Search the records for "usuario". Copy every line where it appears.
________________
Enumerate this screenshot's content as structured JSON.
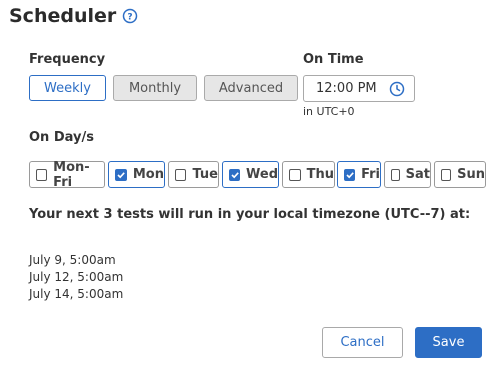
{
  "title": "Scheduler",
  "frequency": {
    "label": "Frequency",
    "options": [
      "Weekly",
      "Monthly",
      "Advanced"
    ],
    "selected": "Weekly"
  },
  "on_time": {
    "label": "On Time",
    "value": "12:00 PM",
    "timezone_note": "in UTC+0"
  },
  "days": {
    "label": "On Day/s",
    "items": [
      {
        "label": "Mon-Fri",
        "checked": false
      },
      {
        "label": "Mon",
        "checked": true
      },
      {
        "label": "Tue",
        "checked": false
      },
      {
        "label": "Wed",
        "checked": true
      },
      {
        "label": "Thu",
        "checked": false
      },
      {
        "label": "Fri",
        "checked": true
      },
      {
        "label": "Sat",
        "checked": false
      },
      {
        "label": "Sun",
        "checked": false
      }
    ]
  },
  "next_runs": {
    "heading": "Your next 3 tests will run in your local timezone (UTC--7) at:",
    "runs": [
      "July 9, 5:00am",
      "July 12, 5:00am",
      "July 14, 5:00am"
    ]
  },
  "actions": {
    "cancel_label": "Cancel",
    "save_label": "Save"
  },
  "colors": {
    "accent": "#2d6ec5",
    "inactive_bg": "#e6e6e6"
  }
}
________________
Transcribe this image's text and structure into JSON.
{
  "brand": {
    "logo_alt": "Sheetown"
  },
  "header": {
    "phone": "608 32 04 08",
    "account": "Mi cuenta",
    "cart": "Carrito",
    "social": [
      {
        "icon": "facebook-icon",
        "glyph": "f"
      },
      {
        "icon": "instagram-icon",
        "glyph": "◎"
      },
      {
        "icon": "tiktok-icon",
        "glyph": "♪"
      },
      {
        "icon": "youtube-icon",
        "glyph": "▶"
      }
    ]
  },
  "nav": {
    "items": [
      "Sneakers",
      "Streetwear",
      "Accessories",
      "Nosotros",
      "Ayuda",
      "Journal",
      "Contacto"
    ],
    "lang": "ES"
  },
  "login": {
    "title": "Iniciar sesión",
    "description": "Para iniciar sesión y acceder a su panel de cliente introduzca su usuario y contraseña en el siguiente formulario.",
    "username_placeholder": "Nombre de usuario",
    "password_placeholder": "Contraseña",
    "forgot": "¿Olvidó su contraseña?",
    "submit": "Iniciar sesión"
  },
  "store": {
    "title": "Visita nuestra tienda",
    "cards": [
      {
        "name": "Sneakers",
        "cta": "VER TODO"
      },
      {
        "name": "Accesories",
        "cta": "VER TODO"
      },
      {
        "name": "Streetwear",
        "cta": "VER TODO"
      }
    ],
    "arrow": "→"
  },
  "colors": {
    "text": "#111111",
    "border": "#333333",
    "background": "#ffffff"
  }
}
________________
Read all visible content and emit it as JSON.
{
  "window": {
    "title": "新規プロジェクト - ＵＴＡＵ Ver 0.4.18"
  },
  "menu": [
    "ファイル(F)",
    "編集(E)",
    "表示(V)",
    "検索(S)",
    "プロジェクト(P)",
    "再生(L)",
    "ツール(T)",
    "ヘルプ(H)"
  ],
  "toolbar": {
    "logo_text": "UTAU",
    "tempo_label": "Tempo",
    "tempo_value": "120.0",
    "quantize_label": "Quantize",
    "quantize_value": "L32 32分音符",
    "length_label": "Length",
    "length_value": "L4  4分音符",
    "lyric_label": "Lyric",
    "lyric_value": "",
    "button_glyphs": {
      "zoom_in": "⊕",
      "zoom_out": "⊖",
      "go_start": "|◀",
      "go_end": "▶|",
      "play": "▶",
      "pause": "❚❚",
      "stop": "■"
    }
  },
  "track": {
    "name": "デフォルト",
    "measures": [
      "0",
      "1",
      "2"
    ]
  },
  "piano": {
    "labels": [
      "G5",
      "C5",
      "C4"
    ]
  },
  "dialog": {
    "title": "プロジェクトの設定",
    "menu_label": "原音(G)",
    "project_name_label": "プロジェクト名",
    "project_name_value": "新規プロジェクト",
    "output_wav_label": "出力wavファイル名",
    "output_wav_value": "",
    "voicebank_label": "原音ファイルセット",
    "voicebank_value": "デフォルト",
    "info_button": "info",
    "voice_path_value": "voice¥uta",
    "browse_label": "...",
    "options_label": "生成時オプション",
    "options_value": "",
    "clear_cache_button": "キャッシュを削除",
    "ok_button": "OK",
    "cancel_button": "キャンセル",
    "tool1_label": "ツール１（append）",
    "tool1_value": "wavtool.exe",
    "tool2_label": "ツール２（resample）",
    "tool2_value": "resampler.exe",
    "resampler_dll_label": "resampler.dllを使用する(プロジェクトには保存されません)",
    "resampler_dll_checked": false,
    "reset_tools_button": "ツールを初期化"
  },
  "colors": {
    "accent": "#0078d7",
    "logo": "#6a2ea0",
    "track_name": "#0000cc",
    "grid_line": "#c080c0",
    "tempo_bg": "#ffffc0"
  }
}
________________
Output below ->
    "description": "Para iniciar sesión y acceder a su panel de cliente introduzca su usuario y contraseña en el siguiente formulario.",
    "username_placeholder": "Nombre de usuario",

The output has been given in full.